WORK TO DO:
Output every line of the material below as a JSON list of strings, one string per line, with blank lines skipped. Omit the pictures.

MATERIAL SHOWN:

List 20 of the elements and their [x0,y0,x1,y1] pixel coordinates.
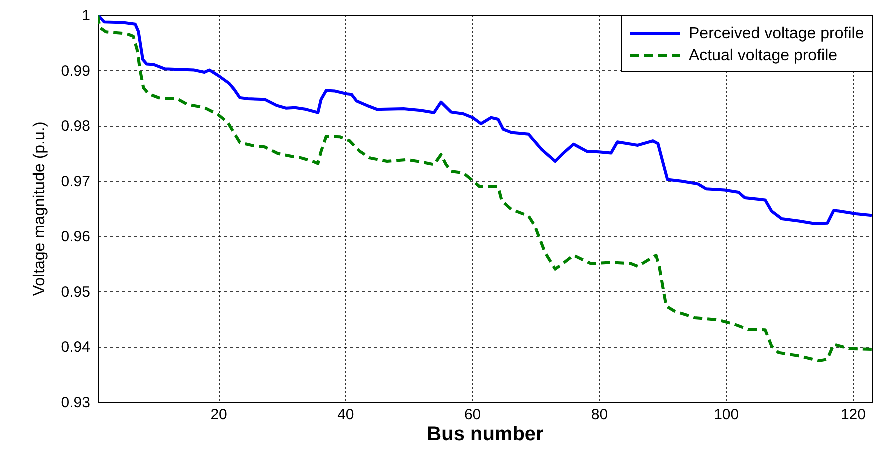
y-tick-label: 0.94 [61,339,90,356]
line-series [98,15,872,363]
y-tick-label: 1 [82,8,90,24]
x-tick-label: 120 [840,406,866,424]
y-tick-label: 0.98 [61,118,90,136]
y-tick-label: 0.93 [61,394,90,412]
y-axis-title: Voltage magnitude (p.u.) [31,122,48,296]
line-series [98,15,872,226]
legend-label: Actual voltage profile [689,48,838,64]
x-axis-title: Bus number [427,424,544,446]
x-tick-label: 100 [714,406,740,424]
x-tick-label: 40 [338,406,354,424]
x-tick-label: 80 [591,406,608,424]
y-tick-label: 0.99 [61,62,90,80]
y-tick-label: 0.95 [61,284,90,301]
legend-label: Perceived voltage profile [689,26,864,42]
x-tick-label: 60 [464,406,482,424]
x-tick-label: 20 [210,406,228,424]
y-tick-label: 0.96 [61,228,90,246]
y-tick-label: 0.97 [61,173,90,190]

ANSWER TO THE TASK:
[
  "List 20 of the elements and their [x0,y0,x1,y1] pixel coordinates.",
  "y-tick-label: 0.94 [61,339,90,356]",
  "line-series [98,15,872,363]",
  "y-tick-label: 1 [82,8,90,24]",
  "x-tick-label: 120 [840,406,866,424]",
  "y-tick-label: 0.98 [61,118,90,136]",
  "y-tick-label: 0.93 [61,394,90,412]",
  "y-axis-title: Voltage magnitude (p.u.) [31,122,48,296]",
  "line-series [98,15,872,226]",
  "legend-label: Actual voltage profile [689,48,838,64]",
  "x-axis-title: Bus number [427,424,544,446]",
  "x-tick-label: 100 [714,406,740,424]",
  "x-tick-label: 40 [338,406,354,424]",
  "x-tick-label: 80 [591,406,608,424]",
  "y-tick-label: 0.99 [61,62,90,80]",
  "y-tick-label: 0.95 [61,284,90,301]",
  "legend-label: Perceived voltage profile [689,26,864,42]",
  "x-tick-label: 60 [464,406,482,424]",
  "x-tick-label: 20 [210,406,228,424]",
  "y-tick-label: 0.96 [61,228,90,246]",
  "y-tick-label: 0.97 [61,173,90,190]"
]